Exercise brief:
List each line of the data that holds the word "Élisabeth".

— begin Data supplied —

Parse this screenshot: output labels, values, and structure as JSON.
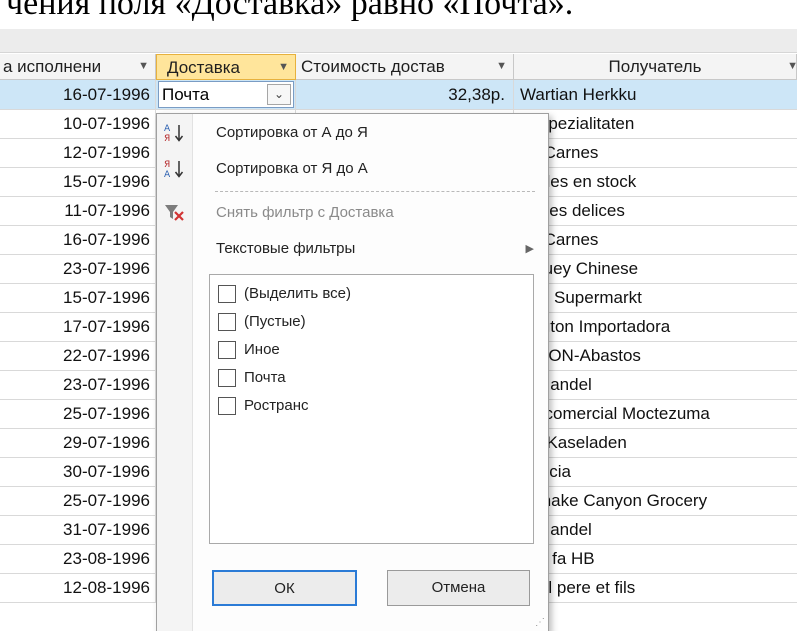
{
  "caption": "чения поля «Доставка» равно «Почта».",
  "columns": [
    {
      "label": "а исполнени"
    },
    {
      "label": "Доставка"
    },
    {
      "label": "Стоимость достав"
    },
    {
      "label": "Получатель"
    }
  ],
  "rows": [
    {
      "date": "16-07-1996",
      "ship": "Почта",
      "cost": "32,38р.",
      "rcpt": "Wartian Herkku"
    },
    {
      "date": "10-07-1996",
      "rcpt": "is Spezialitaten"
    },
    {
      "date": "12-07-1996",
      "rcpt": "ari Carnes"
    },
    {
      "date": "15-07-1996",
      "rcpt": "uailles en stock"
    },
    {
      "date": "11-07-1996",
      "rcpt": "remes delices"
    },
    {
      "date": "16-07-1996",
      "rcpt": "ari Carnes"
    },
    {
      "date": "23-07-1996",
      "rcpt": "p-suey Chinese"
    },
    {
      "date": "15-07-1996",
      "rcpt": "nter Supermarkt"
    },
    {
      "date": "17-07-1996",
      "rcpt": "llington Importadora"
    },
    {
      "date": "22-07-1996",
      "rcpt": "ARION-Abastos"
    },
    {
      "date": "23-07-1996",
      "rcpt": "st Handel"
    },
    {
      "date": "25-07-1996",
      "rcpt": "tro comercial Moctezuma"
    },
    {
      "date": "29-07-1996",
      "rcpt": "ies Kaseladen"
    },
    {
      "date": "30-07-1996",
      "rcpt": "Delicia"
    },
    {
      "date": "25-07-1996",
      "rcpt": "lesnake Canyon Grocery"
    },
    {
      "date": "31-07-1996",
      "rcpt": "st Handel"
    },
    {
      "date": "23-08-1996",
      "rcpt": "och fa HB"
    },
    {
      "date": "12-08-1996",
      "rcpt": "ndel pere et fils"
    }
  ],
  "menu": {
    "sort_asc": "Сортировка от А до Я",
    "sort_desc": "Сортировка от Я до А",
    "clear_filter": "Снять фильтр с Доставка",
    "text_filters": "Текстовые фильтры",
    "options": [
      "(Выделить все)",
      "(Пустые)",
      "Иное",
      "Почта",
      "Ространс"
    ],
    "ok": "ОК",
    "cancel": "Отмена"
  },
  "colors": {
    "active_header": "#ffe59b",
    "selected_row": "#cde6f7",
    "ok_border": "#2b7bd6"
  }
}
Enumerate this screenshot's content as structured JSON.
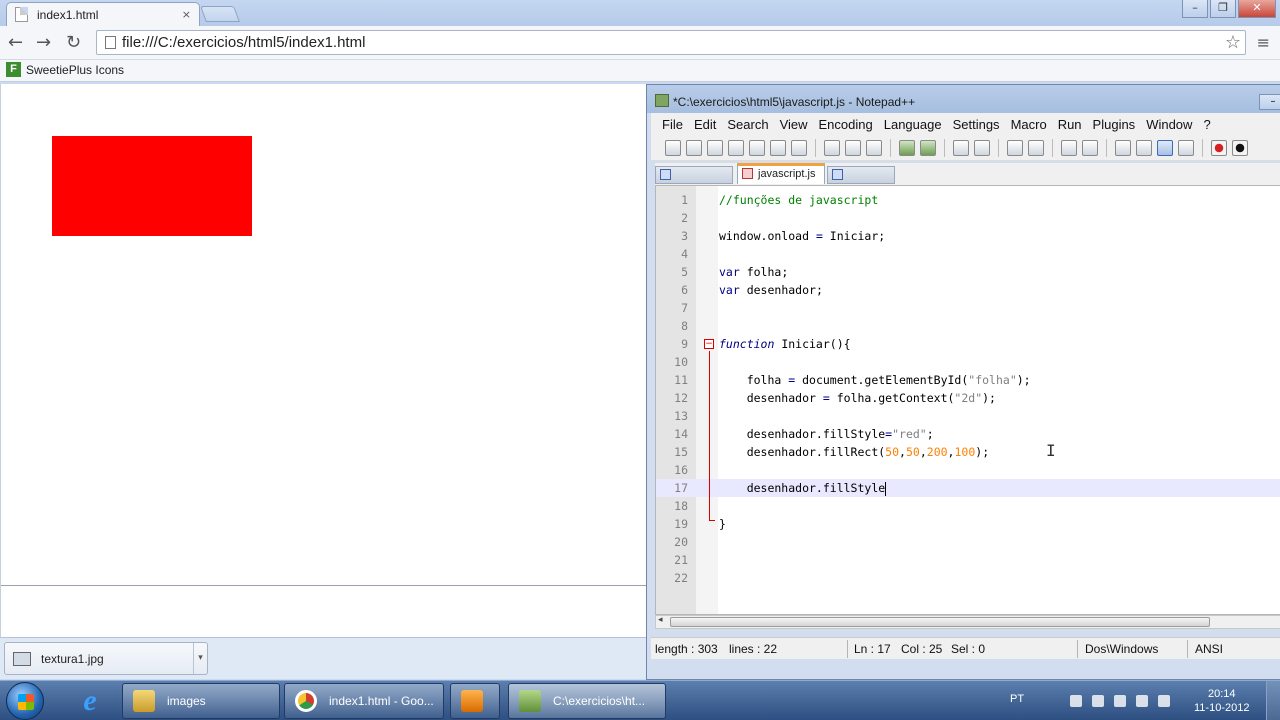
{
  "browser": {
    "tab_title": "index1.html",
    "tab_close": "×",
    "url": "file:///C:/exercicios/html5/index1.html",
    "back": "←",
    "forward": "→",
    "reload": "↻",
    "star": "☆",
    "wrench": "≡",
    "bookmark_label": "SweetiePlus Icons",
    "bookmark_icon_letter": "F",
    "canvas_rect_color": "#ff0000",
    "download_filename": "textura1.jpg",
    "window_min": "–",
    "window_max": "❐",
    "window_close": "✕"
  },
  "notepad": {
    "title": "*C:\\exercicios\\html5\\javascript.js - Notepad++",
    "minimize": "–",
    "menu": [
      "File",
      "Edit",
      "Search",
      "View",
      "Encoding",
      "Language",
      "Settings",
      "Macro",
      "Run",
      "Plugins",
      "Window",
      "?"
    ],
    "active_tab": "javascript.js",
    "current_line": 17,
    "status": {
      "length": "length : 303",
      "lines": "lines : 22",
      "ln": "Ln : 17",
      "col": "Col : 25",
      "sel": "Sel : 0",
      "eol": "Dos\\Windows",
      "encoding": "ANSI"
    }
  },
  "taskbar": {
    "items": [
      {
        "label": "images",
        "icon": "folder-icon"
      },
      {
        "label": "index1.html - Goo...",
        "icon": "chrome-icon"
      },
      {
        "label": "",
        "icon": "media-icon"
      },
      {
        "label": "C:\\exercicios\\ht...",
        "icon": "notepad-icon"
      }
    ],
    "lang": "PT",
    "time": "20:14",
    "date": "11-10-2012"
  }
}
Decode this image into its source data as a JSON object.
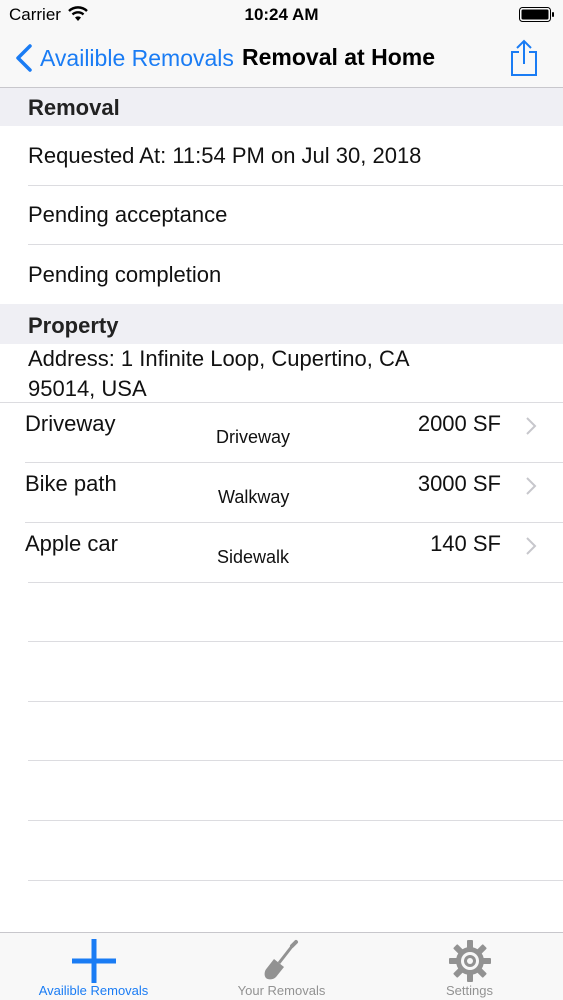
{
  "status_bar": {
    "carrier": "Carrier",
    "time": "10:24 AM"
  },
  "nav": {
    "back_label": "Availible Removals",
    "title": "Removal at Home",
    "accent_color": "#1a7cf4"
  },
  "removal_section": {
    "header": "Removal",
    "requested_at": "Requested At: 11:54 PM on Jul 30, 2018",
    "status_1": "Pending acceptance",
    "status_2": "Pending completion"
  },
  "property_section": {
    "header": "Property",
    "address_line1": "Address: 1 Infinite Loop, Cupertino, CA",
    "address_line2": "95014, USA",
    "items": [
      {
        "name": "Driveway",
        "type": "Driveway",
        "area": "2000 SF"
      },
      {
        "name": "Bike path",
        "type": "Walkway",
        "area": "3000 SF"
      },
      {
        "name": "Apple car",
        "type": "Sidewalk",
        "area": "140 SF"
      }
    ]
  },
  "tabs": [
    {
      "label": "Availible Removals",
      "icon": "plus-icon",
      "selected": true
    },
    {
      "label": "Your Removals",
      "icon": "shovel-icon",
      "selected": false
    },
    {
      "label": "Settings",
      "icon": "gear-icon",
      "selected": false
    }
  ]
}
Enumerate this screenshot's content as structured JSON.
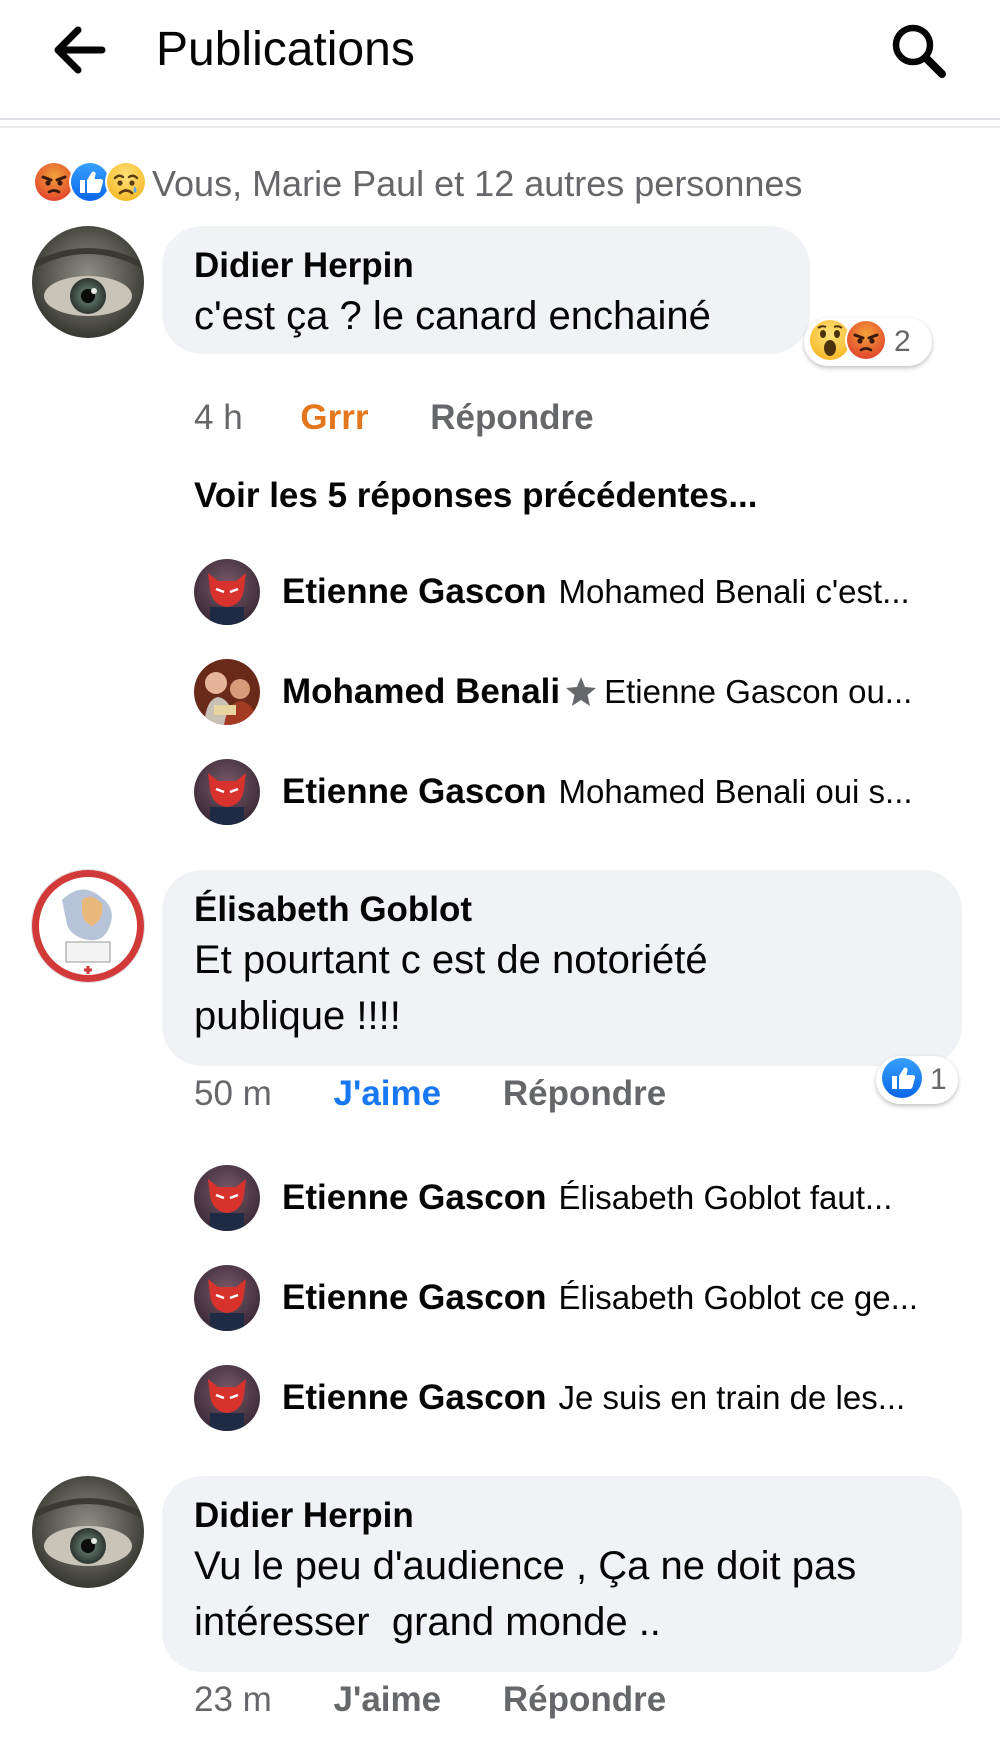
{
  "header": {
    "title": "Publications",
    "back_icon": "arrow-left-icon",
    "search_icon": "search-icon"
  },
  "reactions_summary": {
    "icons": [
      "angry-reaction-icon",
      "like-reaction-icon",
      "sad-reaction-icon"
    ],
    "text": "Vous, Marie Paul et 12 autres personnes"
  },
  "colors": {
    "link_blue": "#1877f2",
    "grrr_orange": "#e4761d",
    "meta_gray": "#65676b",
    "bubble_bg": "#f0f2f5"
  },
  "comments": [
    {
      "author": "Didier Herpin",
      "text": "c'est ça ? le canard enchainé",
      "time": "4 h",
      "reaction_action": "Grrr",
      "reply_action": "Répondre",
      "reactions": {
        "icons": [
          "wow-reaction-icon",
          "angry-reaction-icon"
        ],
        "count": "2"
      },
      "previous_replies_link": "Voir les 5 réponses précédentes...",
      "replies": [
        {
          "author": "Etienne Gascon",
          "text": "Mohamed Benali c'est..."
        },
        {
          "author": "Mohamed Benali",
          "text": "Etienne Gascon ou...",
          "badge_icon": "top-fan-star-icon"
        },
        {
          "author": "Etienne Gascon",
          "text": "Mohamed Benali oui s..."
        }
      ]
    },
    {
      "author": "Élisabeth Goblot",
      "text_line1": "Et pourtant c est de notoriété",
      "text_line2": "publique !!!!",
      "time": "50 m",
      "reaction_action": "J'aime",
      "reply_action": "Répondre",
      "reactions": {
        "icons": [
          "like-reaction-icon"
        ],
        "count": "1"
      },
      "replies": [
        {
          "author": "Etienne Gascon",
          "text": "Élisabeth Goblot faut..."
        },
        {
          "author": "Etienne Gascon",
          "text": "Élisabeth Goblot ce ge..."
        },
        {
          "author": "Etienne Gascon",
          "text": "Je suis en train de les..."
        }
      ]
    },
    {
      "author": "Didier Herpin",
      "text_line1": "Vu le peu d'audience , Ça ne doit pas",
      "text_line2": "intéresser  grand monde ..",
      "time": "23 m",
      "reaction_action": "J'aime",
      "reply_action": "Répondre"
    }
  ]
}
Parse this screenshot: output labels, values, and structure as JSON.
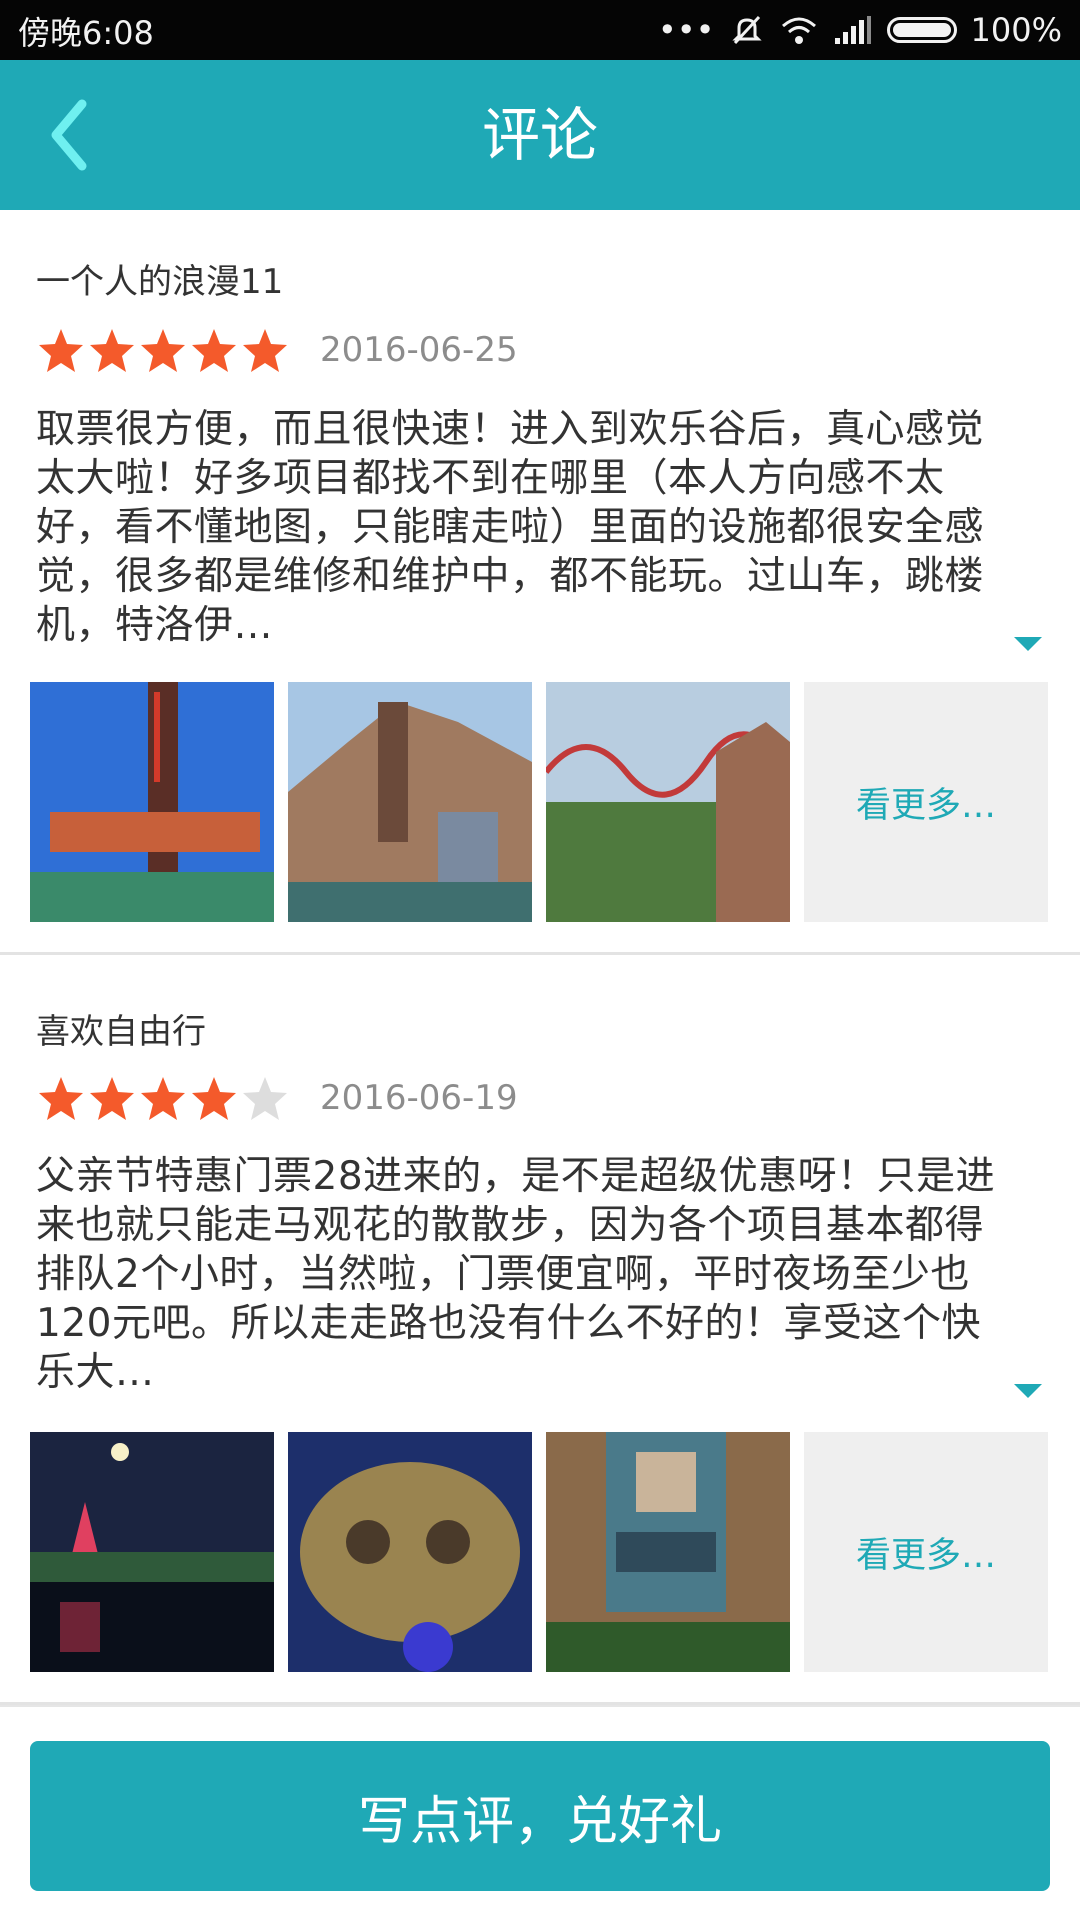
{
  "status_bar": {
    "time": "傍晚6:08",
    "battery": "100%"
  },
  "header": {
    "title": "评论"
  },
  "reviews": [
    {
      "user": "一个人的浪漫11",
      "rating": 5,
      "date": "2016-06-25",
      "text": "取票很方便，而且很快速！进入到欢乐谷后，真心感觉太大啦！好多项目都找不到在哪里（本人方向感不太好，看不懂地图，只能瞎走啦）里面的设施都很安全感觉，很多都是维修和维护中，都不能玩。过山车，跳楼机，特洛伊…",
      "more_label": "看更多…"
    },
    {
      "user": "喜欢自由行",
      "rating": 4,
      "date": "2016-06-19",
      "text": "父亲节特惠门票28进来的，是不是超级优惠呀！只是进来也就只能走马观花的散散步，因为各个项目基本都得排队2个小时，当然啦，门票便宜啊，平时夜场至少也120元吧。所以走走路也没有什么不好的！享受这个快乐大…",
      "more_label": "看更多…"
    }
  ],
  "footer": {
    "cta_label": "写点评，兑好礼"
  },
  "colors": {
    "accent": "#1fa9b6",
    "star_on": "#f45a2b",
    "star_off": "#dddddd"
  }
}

— end Data supplied —

Task solution:
      "author": "Élisabeth Goblot",
          "text": "Élisabeth Goblot faut..."
          "text": "Élisabeth Goblot ce ge..."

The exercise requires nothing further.